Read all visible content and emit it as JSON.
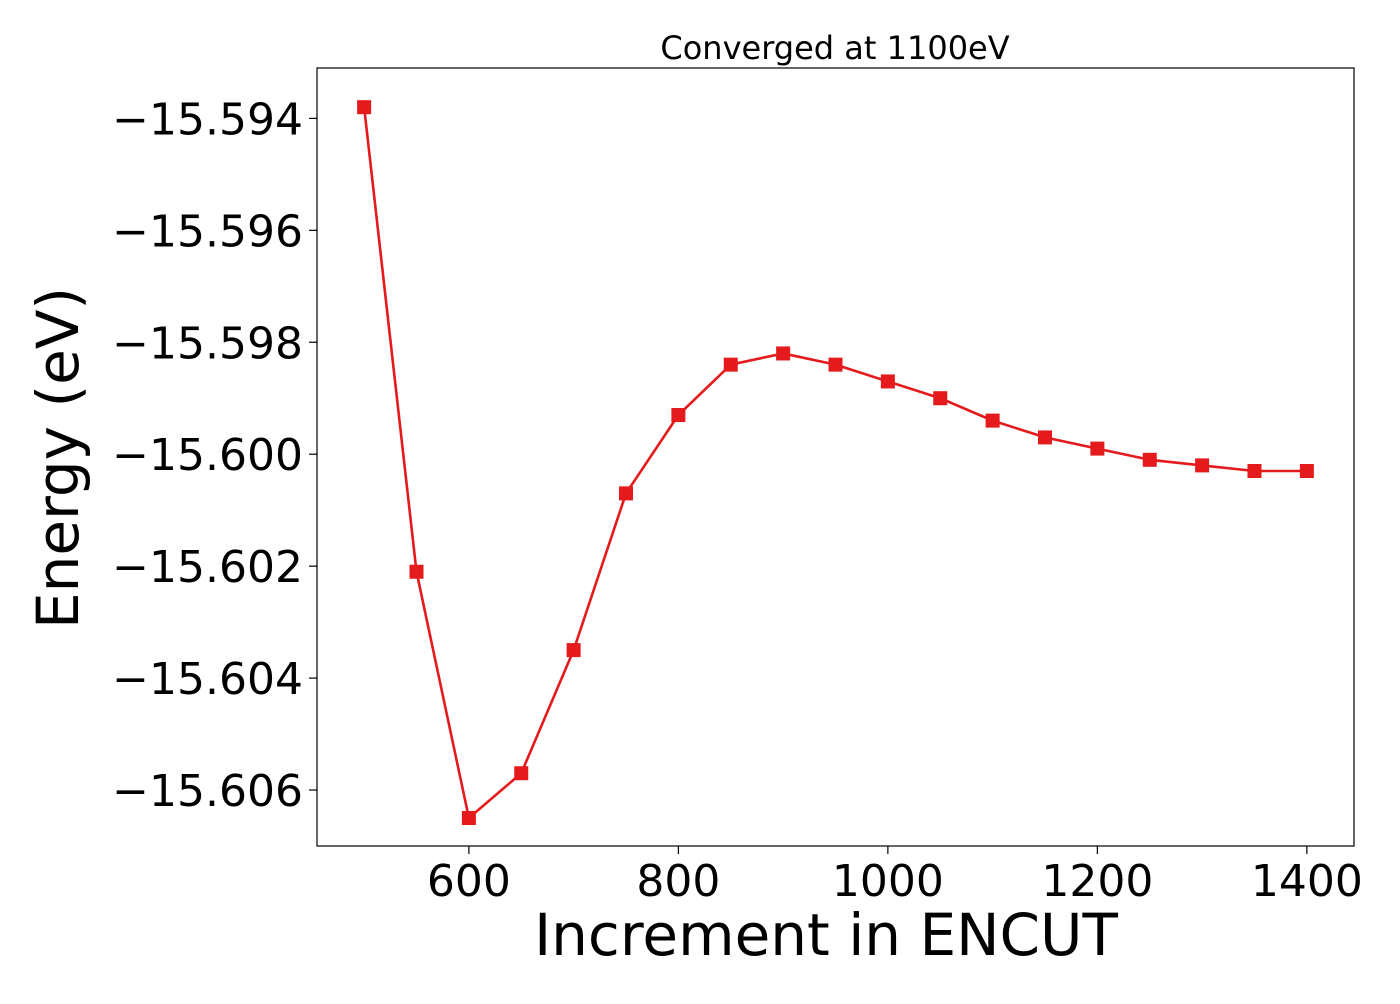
{
  "chart_data": {
    "type": "line",
    "title": "Converged at 1100eV",
    "xlabel": "Increment in ENCUT",
    "ylabel": "Energy (eV)",
    "xlim": [
      455,
      1445
    ],
    "ylim": [
      -15.607,
      -15.5931
    ],
    "xticks": [
      600,
      800,
      1000,
      1200,
      1400
    ],
    "xtick_labels": [
      "600",
      "800",
      "1000",
      "1200",
      "1400"
    ],
    "yticks": [
      -15.594,
      -15.596,
      -15.598,
      -15.6,
      -15.602,
      -15.604,
      -15.606
    ],
    "ytick_labels": [
      "−15.594",
      "−15.596",
      "−15.598",
      "−15.600",
      "−15.602",
      "−15.604",
      "−15.606"
    ],
    "grid": false,
    "legend": false,
    "series": [
      {
        "color": "#e41a1c",
        "marker": "square",
        "x": [
          500,
          550,
          600,
          650,
          700,
          750,
          800,
          850,
          900,
          950,
          1000,
          1050,
          1100,
          1150,
          1200,
          1250,
          1300,
          1350,
          1400
        ],
        "y": [
          -15.5938,
          -15.6021,
          -15.6065,
          -15.6057,
          -15.6035,
          -15.6007,
          -15.5993,
          -15.5984,
          -15.5982,
          -15.5984,
          -15.5987,
          -15.599,
          -15.5994,
          -15.5997,
          -15.5999,
          -15.6001,
          -15.6002,
          -15.6003,
          -15.6003
        ]
      }
    ]
  }
}
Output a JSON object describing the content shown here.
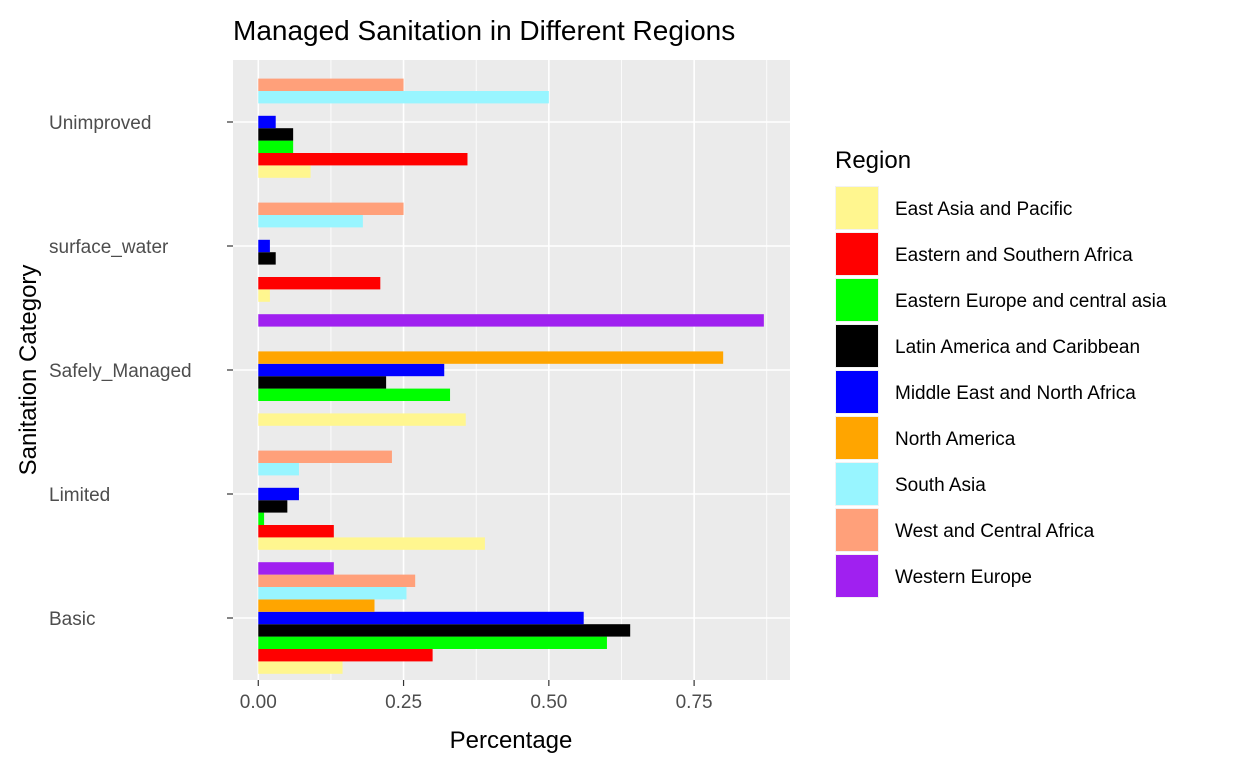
{
  "chart_data": {
    "type": "bar",
    "orientation": "horizontal",
    "title": "Managed Sanitation in Different Regions",
    "xlabel": "Percentage",
    "ylabel": "Sanitation Category",
    "xlim": [
      -0.0435,
      0.915
    ],
    "x_ticks": [
      0,
      0.25,
      0.5,
      0.75
    ],
    "x_tick_labels": [
      "0.00",
      "0.25",
      "0.50",
      "0.75"
    ],
    "grid": true,
    "legend_title": "Region",
    "legend_position": "right",
    "categories": [
      "Basic",
      "Limited",
      "Safely_Managed",
      "surface_water",
      "Unimproved"
    ],
    "series": [
      {
        "name": "East Asia and Pacific",
        "color": "#FFF68F",
        "values": [
          0.145,
          0.39,
          0.357,
          0.02,
          0.09
        ]
      },
      {
        "name": "Eastern and Southern Africa",
        "color": "#FF0000",
        "values": [
          0.3,
          0.13,
          null,
          0.21,
          0.36
        ]
      },
      {
        "name": "Eastern Europe and central asia",
        "color": "#00FF00",
        "values": [
          0.6,
          0.01,
          0.33,
          null,
          0.06
        ]
      },
      {
        "name": "Latin America and Caribbean",
        "color": "#000000",
        "values": [
          0.64,
          0.05,
          0.22,
          0.03,
          0.06
        ]
      },
      {
        "name": "Middle East and North Africa",
        "color": "#0000FF",
        "values": [
          0.56,
          0.07,
          0.32,
          0.02,
          0.03
        ]
      },
      {
        "name": "North America",
        "color": "#FFA500",
        "values": [
          0.2,
          null,
          0.8,
          null,
          null
        ]
      },
      {
        "name": "South Asia",
        "color": "#98F5FF",
        "values": [
          0.255,
          0.07,
          null,
          0.18,
          0.5
        ]
      },
      {
        "name": "West and Central Africa",
        "color": "#FFA07A",
        "values": [
          0.27,
          0.23,
          null,
          0.25,
          0.25
        ]
      },
      {
        "name": "Western Europe",
        "color": "#A020F0",
        "values": [
          0.13,
          null,
          0.87,
          null,
          null
        ]
      }
    ]
  }
}
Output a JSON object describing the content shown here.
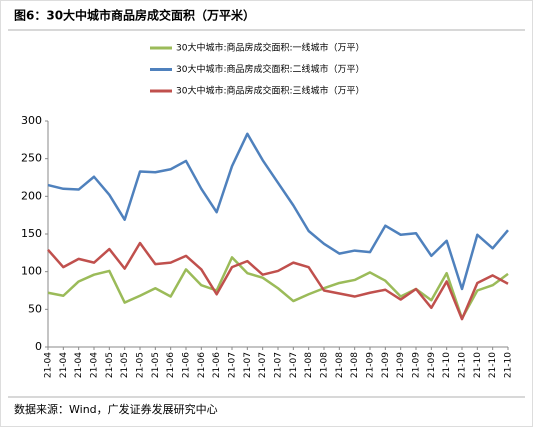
{
  "chart_data": {
    "type": "line",
    "title": "图6：30大中城市商品房成交面积（万平米）",
    "source": "数据来源：Wind，广发证券发展研究中心",
    "categories": [
      "21-04",
      "21-04",
      "21-04",
      "21-04",
      "21-05",
      "21-05",
      "21-05",
      "21-05",
      "21-06",
      "21-06",
      "21-06",
      "21-06",
      "21-07",
      "21-07",
      "21-07",
      "21-07",
      "21-07",
      "21-08",
      "21-08",
      "21-08",
      "21-08",
      "21-09",
      "21-09",
      "21-09",
      "21-09",
      "21-09",
      "21-10",
      "21-10",
      "21-10",
      "21-10",
      "21-10"
    ],
    "series": [
      {
        "name": "30大中城市:商品房成交面积:一线城市（万平）",
        "color": "#9bbb59",
        "values": [
          72,
          68,
          87,
          96,
          101,
          59,
          68,
          78,
          67,
          103,
          82,
          75,
          119,
          98,
          92,
          78,
          61,
          70,
          78,
          85,
          89,
          99,
          88,
          67,
          77,
          62,
          98,
          38,
          75,
          82,
          97
        ]
      },
      {
        "name": "30大中城市:商品房成交面积:二线城市（万平）",
        "color": "#4f81bd",
        "values": [
          215,
          210,
          209,
          226,
          202,
          169,
          233,
          232,
          236,
          247,
          210,
          179,
          240,
          283,
          248,
          218,
          188,
          154,
          137,
          124,
          128,
          126,
          161,
          149,
          151,
          121,
          141,
          77,
          149,
          131,
          155
        ]
      },
      {
        "name": "30大中城市:商品房成交面积:三线城市（万平）",
        "color": "#c0504d",
        "values": [
          129,
          106,
          117,
          112,
          130,
          104,
          138,
          110,
          112,
          121,
          103,
          70,
          106,
          114,
          96,
          101,
          112,
          106,
          75,
          71,
          67,
          72,
          76,
          63,
          77,
          52,
          87,
          37,
          85,
          95,
          84
        ]
      }
    ],
    "ylim": [
      0,
      300
    ],
    "yticks": [
      0,
      50,
      100,
      150,
      200,
      250,
      300
    ]
  }
}
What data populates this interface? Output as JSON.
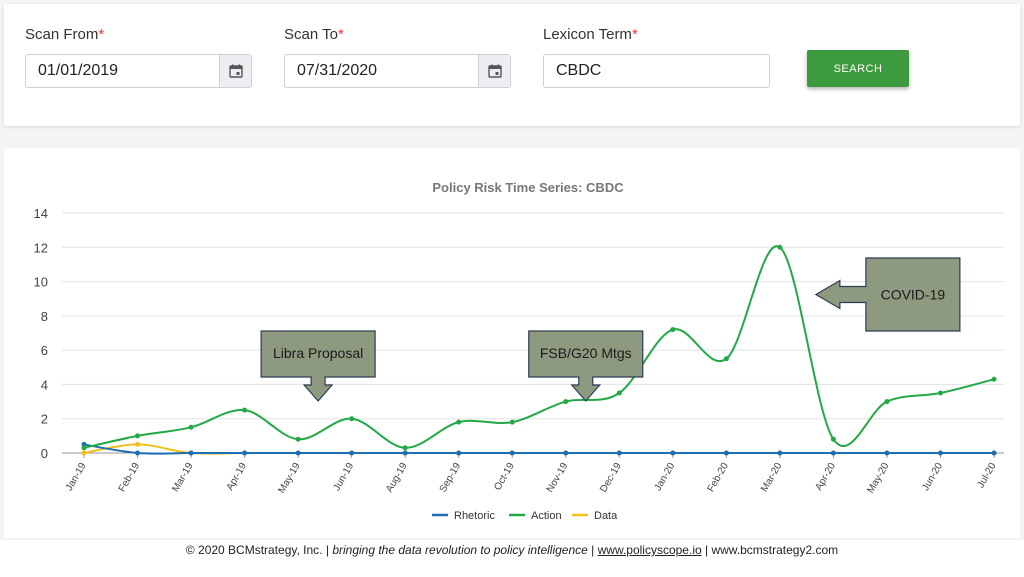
{
  "search": {
    "scan_from": {
      "label": "Scan From",
      "required_mark": "*",
      "value": "01/01/2019"
    },
    "scan_to": {
      "label": "Scan To",
      "required_mark": "*",
      "value": "07/31/2020"
    },
    "lexicon": {
      "label": "Lexicon Term",
      "required_mark": "*",
      "value": "CBDC"
    },
    "button_label": "SEARCH"
  },
  "colors": {
    "rhetoric": "#1f6db3",
    "action": "#22a845",
    "data": "#f0c020",
    "callout_fill": "#8d9a80",
    "button": "#3e9a3e"
  },
  "chart_data": {
    "type": "line",
    "title": "Policy Risk Time Series: CBDC",
    "xlabel": "",
    "ylabel": "",
    "ylim": [
      0,
      14
    ],
    "yticks": [
      0,
      2,
      4,
      6,
      8,
      10,
      12,
      14
    ],
    "grid": true,
    "legend_placement": "bottom",
    "categories": [
      "Jan-19",
      "Feb-19",
      "Mar-19",
      "Apr-19",
      "May-19",
      "Jun-19",
      "Aug-19",
      "Sep-19",
      "Oct-19",
      "Nov-19",
      "Dec-19",
      "Jan-20",
      "Feb-20",
      "Mar-20",
      "Apr-20",
      "May-20",
      "Jun-20",
      "Jul-20"
    ],
    "series": [
      {
        "name": "Rhetoric",
        "values": [
          0.5,
          0,
          0,
          0,
          0,
          0,
          0,
          0,
          0,
          0,
          0,
          0,
          0,
          0,
          0,
          0,
          0,
          0
        ]
      },
      {
        "name": "Action",
        "values": [
          0.3,
          1.0,
          1.5,
          2.5,
          0.8,
          2.0,
          0.3,
          1.8,
          1.8,
          3.0,
          3.5,
          7.2,
          5.5,
          12.0,
          0.8,
          3.0,
          3.5,
          4.3
        ]
      },
      {
        "name": "Data",
        "values": [
          0,
          0.5,
          0,
          0,
          0,
          0,
          0,
          0,
          0,
          0,
          0,
          0,
          0,
          0,
          0,
          0,
          0,
          0
        ]
      }
    ],
    "annotations": [
      {
        "text": "Libra Proposal",
        "pointer": "down",
        "category": "May-19"
      },
      {
        "text": "FSB/G20 Mtgs",
        "pointer": "down",
        "category": "Nov-19"
      },
      {
        "text": "COVID-19",
        "pointer": "left",
        "category": "Mar-20"
      }
    ]
  },
  "footer": {
    "copyright": "© 2020 BCMstrategy, Inc. | ",
    "tagline": "bringing the data revolution to policy intelligence",
    "sep1": " | ",
    "link1": "www.policyscope.io",
    "sep2": " | ",
    "link2": "www.bcmstrategy2.com"
  }
}
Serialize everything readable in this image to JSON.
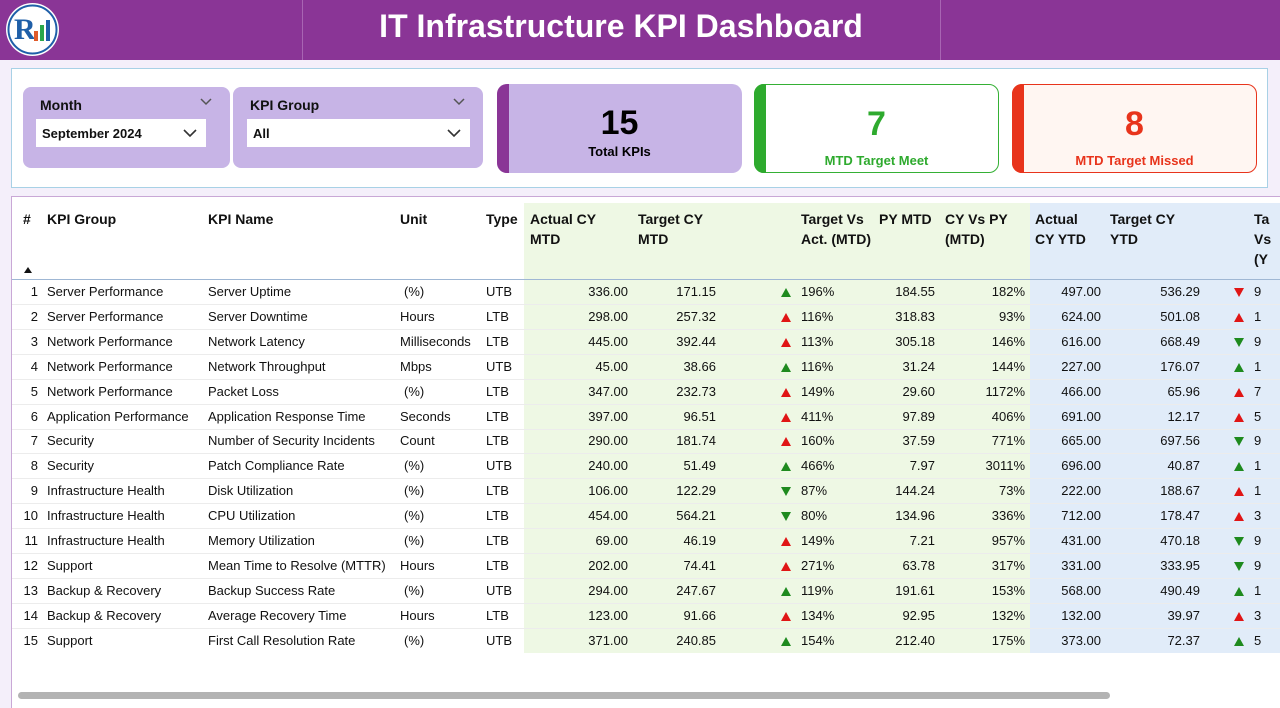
================
= WHAT IS ASKED =
Scan the data above; copy every line where "Europe" appears.

= SOLUTION TO THIS EXERCISE =
        "name": "Eastern Europe and central asia",
        "name": "Western Europe",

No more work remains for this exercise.